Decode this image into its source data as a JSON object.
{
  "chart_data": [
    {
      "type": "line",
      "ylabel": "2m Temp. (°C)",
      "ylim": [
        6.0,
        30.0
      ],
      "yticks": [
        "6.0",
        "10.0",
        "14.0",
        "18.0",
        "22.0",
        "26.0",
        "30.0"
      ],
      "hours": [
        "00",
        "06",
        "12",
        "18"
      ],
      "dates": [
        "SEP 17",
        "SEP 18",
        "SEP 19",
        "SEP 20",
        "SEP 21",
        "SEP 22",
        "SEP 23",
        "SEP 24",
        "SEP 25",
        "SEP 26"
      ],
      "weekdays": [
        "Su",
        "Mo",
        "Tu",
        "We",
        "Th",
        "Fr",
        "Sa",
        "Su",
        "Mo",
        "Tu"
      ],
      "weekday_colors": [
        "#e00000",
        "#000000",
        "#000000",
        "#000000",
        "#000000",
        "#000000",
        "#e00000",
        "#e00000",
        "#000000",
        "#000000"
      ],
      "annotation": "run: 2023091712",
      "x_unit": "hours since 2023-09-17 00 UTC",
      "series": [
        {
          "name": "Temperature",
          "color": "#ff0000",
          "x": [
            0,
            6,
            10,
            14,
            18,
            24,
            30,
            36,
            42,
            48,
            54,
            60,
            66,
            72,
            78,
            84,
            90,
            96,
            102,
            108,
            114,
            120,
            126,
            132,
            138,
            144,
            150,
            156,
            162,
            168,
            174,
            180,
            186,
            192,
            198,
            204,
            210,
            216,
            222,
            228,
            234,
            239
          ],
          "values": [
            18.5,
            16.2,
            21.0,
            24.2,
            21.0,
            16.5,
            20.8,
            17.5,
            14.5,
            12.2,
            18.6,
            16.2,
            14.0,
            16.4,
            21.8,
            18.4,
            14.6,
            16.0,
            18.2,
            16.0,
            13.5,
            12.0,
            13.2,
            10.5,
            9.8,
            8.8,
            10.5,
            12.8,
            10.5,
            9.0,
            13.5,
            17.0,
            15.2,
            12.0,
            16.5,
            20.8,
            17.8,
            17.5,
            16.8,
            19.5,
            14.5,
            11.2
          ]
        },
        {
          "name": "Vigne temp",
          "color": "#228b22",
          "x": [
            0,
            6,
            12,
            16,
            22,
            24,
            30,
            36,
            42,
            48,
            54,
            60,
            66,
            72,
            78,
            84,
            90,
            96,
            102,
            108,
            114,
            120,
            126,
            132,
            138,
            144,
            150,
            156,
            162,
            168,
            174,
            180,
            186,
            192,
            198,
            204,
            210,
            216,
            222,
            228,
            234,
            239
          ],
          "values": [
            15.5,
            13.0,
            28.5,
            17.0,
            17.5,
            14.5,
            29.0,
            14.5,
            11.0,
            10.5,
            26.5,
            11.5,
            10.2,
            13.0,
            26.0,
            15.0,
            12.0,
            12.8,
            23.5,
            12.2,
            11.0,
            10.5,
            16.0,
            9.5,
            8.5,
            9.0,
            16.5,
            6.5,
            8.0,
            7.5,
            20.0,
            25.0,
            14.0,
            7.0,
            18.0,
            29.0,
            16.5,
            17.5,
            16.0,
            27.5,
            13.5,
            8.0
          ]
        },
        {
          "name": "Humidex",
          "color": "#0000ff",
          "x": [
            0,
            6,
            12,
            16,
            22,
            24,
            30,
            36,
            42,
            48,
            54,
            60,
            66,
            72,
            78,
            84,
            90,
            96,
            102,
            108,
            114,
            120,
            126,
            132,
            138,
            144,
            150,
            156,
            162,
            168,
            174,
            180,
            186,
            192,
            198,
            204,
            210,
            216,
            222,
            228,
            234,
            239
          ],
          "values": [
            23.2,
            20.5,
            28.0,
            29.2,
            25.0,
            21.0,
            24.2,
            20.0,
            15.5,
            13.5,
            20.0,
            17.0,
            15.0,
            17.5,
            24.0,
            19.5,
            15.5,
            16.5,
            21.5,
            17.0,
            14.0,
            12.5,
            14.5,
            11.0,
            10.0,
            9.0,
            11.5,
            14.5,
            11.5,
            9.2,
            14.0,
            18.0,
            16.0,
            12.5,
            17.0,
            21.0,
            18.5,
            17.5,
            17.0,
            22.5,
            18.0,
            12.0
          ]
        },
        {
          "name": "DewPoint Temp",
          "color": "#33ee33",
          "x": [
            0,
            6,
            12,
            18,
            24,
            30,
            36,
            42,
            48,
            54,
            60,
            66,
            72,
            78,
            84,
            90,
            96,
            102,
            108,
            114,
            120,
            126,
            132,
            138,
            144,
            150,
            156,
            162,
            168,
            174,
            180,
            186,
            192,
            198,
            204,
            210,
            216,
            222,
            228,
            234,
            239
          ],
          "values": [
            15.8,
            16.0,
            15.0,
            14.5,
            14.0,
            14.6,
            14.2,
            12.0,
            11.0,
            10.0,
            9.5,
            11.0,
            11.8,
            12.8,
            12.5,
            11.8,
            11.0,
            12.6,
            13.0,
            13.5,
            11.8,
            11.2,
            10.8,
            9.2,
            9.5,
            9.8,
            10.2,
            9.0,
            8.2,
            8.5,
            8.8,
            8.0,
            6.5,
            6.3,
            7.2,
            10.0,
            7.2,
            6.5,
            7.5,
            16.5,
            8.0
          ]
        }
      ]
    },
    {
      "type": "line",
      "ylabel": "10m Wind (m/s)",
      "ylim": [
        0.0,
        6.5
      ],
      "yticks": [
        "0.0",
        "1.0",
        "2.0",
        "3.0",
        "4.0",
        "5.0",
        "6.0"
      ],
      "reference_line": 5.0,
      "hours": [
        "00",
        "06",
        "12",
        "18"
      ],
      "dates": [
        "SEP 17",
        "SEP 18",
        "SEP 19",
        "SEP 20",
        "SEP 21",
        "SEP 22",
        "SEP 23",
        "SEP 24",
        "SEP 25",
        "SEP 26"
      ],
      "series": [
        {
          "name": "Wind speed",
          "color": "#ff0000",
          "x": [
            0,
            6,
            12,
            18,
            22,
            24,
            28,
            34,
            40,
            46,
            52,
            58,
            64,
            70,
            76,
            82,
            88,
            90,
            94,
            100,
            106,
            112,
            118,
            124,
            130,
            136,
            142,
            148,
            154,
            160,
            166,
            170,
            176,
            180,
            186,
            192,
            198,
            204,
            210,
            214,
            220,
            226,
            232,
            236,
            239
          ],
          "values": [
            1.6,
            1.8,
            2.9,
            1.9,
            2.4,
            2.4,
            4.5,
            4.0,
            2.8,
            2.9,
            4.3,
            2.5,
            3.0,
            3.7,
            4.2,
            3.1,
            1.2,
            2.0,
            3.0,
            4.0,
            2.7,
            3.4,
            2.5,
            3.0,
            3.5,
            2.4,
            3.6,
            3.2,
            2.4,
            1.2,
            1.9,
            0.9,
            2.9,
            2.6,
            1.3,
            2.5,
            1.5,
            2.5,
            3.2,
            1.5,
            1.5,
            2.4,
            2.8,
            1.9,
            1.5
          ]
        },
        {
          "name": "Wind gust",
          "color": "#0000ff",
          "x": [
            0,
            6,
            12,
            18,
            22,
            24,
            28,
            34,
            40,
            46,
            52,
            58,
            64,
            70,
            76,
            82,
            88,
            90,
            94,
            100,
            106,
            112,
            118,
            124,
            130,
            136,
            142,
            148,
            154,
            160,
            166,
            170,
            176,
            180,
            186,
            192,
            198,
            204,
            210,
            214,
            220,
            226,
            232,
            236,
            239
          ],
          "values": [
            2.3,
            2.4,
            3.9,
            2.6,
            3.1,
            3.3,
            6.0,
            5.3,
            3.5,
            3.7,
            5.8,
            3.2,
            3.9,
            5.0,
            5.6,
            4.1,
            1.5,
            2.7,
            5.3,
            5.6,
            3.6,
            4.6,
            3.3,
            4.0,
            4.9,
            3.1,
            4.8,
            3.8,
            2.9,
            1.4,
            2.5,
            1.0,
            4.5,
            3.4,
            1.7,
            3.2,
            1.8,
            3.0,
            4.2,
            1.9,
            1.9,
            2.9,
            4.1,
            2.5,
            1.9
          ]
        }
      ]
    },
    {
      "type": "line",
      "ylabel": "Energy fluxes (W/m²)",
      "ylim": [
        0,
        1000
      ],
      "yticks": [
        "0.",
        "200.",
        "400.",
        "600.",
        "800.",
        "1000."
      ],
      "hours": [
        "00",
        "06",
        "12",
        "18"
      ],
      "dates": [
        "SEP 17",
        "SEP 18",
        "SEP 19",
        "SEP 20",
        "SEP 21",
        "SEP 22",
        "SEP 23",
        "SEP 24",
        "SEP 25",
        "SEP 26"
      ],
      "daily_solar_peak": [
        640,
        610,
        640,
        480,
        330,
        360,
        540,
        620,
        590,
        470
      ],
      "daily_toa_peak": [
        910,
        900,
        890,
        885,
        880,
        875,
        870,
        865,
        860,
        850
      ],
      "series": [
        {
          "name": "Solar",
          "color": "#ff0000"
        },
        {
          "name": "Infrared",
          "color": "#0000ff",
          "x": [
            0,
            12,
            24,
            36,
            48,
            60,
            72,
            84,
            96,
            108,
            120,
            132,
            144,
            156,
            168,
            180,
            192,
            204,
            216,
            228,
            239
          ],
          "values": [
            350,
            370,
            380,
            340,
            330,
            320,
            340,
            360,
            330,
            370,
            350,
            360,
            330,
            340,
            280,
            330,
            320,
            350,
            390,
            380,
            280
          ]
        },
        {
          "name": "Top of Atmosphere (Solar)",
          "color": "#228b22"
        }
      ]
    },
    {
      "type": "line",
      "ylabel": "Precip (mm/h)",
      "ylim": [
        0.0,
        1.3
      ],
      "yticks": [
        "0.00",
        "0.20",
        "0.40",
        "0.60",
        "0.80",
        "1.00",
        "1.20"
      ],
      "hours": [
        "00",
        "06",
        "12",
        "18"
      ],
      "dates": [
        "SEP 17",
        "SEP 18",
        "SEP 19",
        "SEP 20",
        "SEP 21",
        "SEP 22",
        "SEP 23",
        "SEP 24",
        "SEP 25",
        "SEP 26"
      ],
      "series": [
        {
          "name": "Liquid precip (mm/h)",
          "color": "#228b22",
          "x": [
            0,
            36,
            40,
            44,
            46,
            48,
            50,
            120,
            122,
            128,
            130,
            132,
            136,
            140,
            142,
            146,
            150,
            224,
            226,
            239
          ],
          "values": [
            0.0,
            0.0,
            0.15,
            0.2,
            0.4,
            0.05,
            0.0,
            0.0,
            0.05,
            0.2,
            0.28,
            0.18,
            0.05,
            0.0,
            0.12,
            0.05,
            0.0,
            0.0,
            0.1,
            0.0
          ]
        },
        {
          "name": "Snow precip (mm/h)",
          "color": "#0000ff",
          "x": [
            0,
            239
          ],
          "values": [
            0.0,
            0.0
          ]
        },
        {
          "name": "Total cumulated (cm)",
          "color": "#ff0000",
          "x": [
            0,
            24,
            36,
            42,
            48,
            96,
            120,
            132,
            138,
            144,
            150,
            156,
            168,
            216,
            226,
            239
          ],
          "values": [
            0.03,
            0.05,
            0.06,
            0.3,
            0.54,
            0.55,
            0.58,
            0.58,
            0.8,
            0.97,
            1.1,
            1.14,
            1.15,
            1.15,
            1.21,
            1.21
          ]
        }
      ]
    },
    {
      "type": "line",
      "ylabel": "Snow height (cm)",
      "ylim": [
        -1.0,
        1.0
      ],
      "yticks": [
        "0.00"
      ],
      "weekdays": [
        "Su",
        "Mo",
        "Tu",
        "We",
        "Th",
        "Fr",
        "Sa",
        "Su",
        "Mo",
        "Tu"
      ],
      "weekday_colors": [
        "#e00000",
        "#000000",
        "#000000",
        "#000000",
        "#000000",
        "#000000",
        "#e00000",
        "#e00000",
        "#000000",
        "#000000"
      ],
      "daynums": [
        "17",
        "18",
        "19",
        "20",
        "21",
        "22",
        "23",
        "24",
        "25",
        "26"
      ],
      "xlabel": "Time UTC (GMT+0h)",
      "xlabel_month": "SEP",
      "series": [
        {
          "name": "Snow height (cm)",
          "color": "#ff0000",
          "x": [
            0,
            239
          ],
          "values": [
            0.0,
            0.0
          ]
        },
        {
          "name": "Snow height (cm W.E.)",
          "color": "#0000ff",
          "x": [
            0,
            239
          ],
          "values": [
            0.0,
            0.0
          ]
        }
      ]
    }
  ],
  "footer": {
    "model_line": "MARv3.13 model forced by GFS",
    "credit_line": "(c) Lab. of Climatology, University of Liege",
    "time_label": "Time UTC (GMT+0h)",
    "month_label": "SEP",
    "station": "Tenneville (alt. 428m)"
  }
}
* * *
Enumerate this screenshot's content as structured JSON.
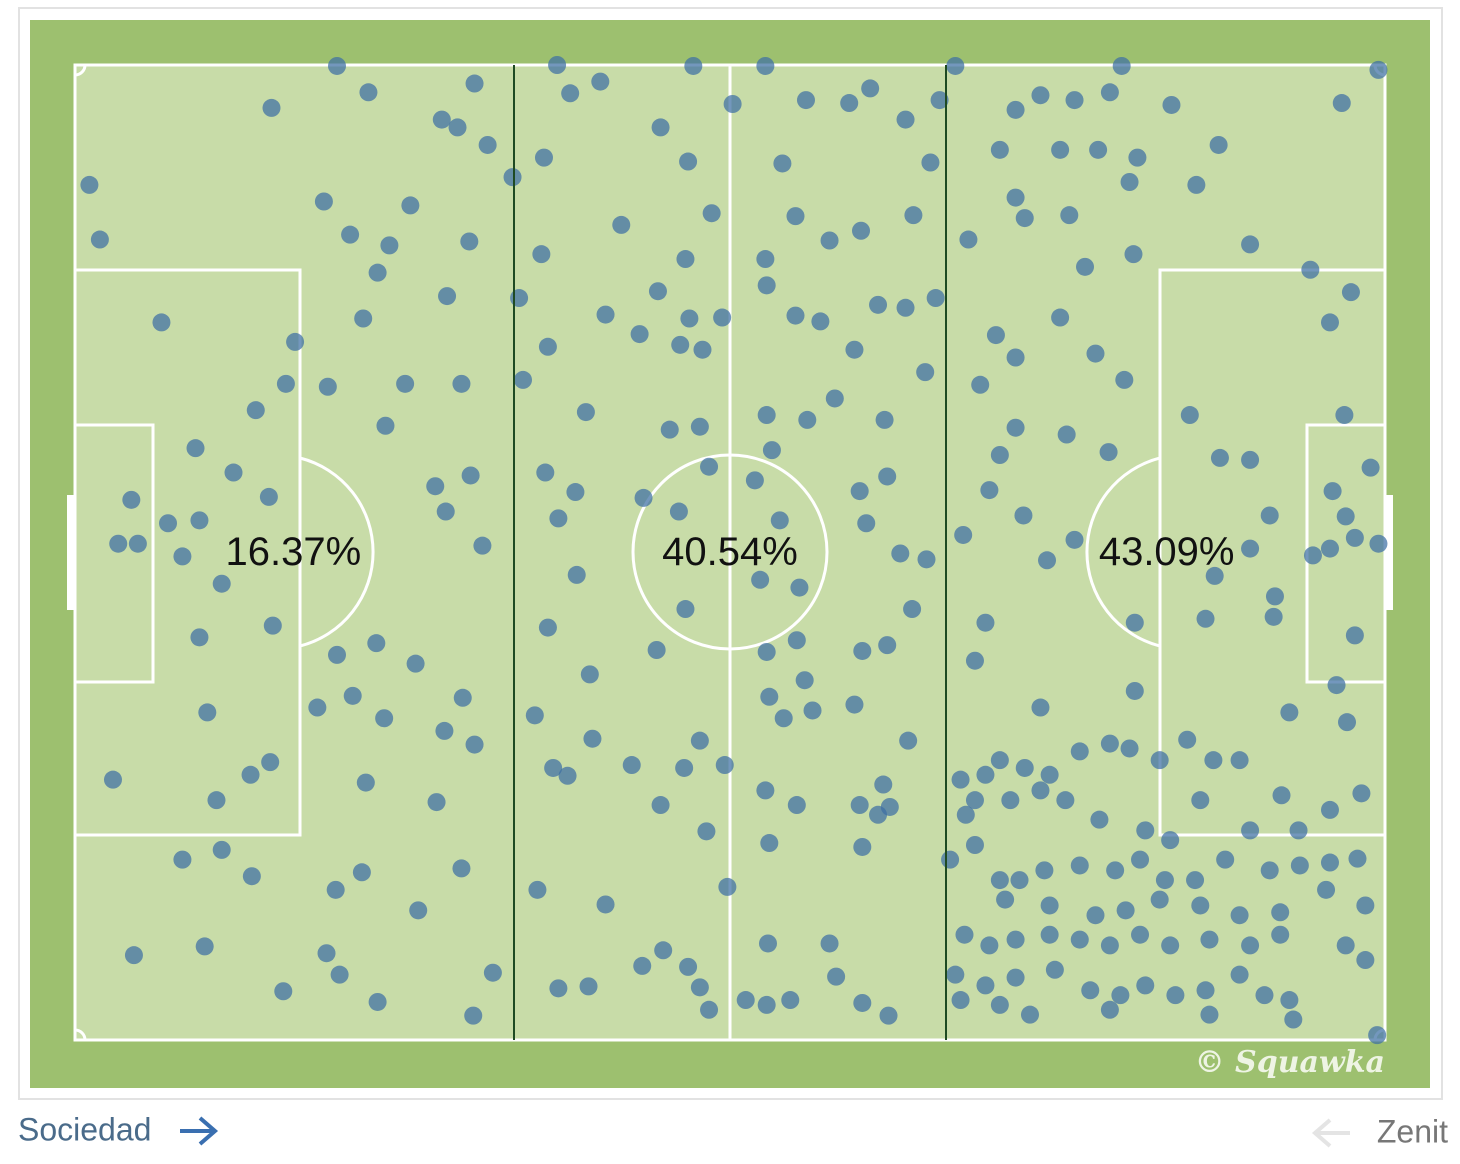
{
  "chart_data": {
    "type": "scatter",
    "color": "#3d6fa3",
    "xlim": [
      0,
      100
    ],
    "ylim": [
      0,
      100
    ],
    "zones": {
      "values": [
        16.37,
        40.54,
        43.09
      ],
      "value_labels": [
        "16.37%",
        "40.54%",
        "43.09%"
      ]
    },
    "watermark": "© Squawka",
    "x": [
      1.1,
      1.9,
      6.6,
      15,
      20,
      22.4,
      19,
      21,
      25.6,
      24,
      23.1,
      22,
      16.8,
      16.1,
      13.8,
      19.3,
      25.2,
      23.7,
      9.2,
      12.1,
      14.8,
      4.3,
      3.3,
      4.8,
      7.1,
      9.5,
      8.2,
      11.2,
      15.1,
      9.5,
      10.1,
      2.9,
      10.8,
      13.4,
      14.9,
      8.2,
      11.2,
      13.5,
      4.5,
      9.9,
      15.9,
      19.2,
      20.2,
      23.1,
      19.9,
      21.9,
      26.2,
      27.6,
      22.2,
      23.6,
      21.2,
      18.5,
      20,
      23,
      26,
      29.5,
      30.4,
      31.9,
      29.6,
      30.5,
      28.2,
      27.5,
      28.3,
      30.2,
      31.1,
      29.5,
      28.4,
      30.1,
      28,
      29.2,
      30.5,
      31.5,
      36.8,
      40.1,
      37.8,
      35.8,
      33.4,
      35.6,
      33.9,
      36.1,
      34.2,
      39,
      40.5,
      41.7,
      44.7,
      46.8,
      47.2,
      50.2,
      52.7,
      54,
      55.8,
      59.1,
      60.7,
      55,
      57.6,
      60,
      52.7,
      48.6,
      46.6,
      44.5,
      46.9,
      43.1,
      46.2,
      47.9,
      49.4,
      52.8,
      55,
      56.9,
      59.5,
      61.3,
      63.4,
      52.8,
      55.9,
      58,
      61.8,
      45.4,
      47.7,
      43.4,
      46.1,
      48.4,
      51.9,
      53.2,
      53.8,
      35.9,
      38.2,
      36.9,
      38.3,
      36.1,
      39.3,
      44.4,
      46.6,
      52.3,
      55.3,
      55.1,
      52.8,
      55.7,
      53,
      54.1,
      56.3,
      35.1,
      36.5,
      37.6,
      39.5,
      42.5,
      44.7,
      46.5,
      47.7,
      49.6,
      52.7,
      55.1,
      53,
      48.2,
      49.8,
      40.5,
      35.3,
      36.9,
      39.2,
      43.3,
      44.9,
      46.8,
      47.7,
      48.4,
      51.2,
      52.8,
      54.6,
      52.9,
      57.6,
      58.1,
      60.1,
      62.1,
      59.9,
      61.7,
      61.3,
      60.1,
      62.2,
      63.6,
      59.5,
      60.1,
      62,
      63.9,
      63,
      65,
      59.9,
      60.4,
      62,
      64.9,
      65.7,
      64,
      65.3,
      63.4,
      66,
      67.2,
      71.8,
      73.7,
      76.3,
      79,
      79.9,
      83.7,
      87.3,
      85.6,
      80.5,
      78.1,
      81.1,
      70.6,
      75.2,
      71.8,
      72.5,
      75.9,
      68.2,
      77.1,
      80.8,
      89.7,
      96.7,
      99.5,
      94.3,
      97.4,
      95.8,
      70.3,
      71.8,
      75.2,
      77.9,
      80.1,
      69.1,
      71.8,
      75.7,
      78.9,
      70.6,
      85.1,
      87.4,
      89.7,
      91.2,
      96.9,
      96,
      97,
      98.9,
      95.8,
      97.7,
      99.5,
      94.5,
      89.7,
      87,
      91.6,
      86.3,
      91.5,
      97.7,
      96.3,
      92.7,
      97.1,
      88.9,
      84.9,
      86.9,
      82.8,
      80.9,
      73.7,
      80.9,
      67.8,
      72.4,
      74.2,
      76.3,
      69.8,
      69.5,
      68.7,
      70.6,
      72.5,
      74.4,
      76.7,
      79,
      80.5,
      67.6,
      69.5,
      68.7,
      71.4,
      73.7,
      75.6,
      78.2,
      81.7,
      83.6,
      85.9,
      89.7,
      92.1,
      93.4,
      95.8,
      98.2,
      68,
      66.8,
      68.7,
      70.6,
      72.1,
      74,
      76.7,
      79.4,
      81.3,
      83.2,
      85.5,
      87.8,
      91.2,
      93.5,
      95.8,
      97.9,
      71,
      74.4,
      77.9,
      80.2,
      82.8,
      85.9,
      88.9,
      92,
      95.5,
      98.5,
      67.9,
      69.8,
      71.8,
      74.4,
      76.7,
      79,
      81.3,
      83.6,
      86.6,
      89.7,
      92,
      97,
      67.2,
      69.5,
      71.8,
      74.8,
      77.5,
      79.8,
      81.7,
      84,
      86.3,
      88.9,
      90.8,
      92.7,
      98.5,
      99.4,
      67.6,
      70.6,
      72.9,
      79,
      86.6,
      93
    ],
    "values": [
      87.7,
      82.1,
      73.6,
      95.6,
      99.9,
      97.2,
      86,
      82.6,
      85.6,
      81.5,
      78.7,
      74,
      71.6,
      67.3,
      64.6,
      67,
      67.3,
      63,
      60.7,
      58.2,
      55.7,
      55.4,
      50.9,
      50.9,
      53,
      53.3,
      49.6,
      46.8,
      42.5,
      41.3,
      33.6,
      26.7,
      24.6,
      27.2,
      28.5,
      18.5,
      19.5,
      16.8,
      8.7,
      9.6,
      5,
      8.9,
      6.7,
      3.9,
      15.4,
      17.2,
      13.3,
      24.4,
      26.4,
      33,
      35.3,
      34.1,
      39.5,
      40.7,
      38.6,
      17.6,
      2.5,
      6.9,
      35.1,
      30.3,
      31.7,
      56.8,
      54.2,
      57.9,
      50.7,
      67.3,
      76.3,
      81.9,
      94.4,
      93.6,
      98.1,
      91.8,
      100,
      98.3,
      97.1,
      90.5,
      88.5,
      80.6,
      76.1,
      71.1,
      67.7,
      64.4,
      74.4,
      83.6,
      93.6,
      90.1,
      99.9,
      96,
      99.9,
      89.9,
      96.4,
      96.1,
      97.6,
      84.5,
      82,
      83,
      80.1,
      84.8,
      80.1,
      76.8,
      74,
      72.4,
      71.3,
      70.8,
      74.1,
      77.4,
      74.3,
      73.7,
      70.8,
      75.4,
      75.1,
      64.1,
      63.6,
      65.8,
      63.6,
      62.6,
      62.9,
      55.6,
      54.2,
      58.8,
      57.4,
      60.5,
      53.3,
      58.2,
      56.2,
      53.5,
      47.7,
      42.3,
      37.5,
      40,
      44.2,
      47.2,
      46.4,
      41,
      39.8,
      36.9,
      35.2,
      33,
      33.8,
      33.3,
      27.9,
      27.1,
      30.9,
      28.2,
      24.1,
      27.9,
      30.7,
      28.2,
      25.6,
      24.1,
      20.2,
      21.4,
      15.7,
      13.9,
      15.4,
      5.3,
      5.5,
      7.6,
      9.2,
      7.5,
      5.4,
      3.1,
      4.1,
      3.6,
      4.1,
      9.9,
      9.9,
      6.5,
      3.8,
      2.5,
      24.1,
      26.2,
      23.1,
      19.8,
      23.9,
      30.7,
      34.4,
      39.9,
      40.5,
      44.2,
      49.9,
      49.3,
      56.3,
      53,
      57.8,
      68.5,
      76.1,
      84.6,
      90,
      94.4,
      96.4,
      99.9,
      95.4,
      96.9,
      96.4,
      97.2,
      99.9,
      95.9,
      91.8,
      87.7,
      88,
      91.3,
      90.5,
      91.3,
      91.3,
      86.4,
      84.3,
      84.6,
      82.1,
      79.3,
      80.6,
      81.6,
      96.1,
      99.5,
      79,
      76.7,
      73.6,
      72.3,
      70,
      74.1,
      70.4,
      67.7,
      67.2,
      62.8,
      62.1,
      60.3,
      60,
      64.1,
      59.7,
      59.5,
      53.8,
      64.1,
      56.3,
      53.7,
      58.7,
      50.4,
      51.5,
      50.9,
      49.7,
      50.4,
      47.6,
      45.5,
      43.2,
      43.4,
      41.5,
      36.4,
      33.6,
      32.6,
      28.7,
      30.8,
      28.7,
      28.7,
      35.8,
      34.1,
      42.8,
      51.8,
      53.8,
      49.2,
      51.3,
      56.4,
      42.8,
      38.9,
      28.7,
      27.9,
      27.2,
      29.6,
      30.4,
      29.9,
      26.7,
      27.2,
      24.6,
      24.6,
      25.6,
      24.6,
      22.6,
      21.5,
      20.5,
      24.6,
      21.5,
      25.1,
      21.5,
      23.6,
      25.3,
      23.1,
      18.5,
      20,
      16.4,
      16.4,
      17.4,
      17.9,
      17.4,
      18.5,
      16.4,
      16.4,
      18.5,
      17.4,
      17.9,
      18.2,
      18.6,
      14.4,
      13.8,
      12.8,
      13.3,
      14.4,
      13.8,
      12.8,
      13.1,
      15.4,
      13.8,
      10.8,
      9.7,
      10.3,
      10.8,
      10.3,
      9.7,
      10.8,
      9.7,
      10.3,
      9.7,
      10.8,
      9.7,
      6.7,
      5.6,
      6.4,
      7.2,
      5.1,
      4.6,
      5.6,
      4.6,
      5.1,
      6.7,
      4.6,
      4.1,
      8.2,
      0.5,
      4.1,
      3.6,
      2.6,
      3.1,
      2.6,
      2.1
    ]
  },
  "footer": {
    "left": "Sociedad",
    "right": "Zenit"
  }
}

## WHAT TO PRODUCE
Check each line of the records above for "height", and copy those that have it.

## EXERCISE OUTPUT
      "ylabel": "Snow height (cm)",
          "name": "Snow height (cm)",
          "name": "Snow height (cm W.E.)",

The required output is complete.